Search the records for the string "nachhaltige", and show each line where it appears.

(Excerpted data)

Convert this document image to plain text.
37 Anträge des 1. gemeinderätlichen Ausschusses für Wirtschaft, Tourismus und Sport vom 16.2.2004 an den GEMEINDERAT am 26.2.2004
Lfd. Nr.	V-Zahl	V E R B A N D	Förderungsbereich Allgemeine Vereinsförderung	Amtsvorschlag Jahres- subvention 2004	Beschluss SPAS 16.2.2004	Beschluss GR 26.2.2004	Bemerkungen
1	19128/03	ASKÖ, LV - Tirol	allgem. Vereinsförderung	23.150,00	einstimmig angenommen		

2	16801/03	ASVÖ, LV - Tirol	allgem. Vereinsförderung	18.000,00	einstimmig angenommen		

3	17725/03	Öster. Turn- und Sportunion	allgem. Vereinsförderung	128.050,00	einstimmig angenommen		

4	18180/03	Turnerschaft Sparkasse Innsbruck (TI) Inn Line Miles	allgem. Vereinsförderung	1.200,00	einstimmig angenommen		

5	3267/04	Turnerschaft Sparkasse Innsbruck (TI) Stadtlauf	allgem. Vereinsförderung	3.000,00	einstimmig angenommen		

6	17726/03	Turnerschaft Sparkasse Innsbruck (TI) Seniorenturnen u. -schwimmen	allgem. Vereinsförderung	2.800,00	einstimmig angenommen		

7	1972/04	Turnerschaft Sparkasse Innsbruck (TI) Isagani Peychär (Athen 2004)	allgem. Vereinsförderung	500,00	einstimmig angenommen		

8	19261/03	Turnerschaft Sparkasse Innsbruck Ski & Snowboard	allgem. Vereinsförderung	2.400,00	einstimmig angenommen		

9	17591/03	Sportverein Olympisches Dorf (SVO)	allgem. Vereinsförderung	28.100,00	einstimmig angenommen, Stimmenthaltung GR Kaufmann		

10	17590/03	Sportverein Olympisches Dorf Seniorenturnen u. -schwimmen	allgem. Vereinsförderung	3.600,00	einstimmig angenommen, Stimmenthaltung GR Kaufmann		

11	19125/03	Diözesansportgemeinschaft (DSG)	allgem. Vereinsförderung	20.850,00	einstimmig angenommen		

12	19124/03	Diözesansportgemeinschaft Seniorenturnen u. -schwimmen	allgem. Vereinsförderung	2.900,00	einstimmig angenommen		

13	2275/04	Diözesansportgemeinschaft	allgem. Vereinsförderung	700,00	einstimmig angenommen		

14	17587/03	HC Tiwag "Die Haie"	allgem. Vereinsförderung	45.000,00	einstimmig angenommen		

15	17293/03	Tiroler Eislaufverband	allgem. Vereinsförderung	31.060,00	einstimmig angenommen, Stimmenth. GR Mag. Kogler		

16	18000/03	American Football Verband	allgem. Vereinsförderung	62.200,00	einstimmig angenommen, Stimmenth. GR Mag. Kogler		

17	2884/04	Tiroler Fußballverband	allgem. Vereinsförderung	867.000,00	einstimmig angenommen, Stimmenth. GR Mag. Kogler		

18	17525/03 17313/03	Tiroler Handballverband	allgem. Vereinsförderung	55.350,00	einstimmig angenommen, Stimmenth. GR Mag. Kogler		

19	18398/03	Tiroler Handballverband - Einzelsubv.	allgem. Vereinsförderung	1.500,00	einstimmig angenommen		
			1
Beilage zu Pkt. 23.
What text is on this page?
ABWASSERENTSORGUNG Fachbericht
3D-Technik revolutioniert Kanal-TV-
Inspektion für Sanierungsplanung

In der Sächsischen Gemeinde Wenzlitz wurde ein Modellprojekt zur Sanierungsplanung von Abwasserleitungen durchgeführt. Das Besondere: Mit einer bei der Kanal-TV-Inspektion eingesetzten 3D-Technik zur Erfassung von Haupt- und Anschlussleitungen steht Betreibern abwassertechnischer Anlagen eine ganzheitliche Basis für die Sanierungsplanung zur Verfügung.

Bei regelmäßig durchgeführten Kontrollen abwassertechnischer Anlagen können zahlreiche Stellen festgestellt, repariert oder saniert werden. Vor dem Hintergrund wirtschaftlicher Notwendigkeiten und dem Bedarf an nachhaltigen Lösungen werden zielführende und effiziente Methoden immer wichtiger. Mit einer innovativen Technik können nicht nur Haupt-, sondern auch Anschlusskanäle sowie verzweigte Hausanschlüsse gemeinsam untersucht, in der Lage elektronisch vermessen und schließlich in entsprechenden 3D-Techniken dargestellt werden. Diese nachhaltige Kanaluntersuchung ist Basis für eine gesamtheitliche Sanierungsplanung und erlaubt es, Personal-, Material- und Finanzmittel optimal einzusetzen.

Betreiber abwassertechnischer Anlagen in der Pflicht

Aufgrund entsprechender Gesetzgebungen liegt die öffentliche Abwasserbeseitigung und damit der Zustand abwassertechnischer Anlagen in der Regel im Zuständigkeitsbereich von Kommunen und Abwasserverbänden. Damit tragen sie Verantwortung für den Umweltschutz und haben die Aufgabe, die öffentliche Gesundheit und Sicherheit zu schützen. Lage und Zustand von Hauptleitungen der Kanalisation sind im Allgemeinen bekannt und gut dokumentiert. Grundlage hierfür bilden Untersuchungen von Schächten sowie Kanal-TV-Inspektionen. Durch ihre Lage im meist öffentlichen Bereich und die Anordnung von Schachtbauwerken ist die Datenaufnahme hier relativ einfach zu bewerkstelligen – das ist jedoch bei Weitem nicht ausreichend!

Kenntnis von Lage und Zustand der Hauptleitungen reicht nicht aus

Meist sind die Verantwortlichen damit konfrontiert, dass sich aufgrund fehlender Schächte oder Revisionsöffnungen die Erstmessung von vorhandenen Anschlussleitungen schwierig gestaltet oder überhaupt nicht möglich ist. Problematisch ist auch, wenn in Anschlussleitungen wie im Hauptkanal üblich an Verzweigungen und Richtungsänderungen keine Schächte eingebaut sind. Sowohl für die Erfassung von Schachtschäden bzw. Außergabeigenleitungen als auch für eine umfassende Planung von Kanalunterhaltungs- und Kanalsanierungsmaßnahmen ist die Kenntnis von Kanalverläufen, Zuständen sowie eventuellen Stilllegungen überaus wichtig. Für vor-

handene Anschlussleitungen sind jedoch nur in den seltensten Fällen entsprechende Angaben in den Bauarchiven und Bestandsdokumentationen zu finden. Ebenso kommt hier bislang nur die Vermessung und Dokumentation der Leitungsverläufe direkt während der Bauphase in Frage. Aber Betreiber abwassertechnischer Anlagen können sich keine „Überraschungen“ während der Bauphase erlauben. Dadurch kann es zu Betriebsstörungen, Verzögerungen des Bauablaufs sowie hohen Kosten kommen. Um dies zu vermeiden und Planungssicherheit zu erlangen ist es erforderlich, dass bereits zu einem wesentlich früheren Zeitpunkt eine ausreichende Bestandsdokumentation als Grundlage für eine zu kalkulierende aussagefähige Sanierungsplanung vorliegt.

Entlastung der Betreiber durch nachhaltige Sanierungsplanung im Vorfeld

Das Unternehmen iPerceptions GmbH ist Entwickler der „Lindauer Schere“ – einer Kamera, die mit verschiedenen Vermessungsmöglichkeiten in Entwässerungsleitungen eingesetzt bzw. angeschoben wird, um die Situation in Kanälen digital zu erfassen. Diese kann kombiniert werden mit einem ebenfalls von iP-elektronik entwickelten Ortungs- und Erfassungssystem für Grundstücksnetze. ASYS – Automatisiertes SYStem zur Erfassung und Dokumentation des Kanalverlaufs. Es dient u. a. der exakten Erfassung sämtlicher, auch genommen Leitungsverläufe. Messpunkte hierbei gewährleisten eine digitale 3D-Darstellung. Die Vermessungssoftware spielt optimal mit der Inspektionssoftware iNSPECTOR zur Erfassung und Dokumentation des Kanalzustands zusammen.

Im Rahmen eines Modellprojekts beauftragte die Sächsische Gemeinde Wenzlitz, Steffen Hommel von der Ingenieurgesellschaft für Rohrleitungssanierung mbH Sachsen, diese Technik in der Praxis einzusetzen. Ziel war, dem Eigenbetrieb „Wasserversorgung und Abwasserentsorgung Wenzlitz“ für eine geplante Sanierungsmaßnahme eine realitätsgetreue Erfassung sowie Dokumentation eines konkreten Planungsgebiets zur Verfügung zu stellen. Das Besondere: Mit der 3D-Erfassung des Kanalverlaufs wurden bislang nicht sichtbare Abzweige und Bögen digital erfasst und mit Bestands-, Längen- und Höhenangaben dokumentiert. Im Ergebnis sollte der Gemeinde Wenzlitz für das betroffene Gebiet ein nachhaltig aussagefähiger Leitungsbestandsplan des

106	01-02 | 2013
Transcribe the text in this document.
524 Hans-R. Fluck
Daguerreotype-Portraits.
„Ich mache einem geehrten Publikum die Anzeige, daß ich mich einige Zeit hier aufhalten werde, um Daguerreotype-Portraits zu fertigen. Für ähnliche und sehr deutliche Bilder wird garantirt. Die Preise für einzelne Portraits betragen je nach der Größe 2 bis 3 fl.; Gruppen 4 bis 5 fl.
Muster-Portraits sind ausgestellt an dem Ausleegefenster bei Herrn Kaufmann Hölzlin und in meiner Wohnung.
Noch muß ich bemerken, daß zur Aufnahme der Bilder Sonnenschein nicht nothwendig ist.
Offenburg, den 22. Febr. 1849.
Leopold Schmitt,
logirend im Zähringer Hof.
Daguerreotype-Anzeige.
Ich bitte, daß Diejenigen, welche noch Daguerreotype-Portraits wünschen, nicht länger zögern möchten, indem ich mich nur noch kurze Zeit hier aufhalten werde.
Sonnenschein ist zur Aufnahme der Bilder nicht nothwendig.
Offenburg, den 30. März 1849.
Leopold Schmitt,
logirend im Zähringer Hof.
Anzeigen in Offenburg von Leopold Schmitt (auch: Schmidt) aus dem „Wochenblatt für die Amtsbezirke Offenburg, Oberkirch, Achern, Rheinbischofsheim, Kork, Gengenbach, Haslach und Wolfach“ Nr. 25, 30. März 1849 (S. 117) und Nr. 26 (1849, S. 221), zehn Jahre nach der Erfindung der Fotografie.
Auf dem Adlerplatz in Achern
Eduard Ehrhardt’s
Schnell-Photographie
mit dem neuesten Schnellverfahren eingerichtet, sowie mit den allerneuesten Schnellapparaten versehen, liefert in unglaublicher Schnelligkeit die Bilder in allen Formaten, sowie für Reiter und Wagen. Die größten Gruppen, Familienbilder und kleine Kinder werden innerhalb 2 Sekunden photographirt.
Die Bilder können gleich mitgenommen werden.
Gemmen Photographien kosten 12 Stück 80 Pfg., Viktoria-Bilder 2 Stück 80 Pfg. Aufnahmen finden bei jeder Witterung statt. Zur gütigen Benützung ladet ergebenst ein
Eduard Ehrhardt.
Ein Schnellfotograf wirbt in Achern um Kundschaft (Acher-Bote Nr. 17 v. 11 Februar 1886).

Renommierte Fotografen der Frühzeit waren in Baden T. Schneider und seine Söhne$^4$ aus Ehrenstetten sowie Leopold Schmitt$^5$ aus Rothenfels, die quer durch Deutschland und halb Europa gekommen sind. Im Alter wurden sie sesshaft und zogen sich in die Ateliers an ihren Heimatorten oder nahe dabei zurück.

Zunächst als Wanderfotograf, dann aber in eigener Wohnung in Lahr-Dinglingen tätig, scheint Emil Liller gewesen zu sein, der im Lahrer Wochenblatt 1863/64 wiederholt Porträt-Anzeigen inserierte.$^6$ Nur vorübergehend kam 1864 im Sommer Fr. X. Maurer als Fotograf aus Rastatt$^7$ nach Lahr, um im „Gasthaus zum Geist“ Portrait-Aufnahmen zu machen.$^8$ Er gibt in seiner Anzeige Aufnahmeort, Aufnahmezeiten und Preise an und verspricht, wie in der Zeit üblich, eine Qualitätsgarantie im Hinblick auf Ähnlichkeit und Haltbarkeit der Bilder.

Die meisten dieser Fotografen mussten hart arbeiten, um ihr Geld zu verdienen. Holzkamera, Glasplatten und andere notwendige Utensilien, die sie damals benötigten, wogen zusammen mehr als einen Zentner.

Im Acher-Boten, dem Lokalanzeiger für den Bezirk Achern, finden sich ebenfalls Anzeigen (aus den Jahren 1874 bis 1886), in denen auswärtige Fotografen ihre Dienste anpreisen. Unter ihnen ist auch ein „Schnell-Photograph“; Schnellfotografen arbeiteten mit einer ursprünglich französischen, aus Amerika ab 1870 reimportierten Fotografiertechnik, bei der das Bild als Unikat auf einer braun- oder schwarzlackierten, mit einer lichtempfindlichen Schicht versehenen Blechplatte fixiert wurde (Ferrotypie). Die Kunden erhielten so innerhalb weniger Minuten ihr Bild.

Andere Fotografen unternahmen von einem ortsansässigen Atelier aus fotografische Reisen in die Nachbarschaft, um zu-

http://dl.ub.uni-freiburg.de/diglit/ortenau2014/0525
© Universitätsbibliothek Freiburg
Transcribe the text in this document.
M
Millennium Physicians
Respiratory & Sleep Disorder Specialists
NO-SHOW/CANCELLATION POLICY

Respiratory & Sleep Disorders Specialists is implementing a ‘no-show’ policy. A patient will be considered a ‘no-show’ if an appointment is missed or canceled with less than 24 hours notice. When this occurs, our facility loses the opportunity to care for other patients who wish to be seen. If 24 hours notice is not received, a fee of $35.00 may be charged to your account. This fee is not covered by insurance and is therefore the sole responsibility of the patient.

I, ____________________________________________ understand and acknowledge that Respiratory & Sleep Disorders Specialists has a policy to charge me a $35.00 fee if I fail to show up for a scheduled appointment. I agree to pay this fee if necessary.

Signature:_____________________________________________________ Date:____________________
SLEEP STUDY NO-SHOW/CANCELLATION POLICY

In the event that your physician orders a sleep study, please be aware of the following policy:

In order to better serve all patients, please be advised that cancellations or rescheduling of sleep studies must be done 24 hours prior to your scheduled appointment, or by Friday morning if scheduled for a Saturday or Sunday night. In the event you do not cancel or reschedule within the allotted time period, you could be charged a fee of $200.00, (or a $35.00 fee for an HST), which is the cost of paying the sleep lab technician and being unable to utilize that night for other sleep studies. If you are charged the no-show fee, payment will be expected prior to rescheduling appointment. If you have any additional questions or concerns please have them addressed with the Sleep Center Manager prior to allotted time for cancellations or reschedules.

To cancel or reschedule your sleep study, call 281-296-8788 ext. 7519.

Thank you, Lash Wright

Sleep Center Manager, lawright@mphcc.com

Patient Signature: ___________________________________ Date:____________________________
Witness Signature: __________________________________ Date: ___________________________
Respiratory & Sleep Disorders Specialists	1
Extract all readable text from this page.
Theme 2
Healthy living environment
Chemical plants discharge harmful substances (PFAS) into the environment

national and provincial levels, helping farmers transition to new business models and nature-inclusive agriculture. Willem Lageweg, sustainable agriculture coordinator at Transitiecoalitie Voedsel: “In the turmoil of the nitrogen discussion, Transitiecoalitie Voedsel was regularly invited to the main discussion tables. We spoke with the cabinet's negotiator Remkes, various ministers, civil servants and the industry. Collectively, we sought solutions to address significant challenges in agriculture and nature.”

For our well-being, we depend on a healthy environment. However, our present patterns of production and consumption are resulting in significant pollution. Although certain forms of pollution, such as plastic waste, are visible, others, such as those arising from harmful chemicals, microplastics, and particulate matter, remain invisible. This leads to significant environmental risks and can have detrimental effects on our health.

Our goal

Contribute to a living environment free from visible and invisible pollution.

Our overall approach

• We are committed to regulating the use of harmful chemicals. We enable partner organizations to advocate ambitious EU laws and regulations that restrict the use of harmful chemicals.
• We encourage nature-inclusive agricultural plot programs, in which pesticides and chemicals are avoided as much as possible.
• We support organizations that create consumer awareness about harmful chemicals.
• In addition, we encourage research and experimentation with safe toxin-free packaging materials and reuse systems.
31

(End Excerpted data)

Exercise result ▸
Bei regelmäßig durchgeführten Kontrollen abwassertechnischer Anlagen können zahlreiche Stellen festgestellt, repariert oder saniert werden. Vor dem Hintergrund wirtschaftlicher Notwendigkeiten und dem Bedarf an nachhaltigen Lösungen werden zielführende und effiziente Methoden immer wichtiger. Mit einer innovativen Technik können nicht nur Haupt-, sondern auch Anschlusskanäle sowie verzweigte Hausanschlüsse gemeinsam untersucht, in der Lage elektronisch vermessen und schließlich in entsprechenden 3D-Techniken dargestellt werden. Diese nachhaltige Kanaluntersuchung ist Basis für eine gesamtheitliche Sanierungsplanung und erlaubt es, Personal-, Material- und Finanzmittel optimal einzusetzen.
Entlastung der Betreiber durch nachhaltige Sanierungsplanung im Vorfeld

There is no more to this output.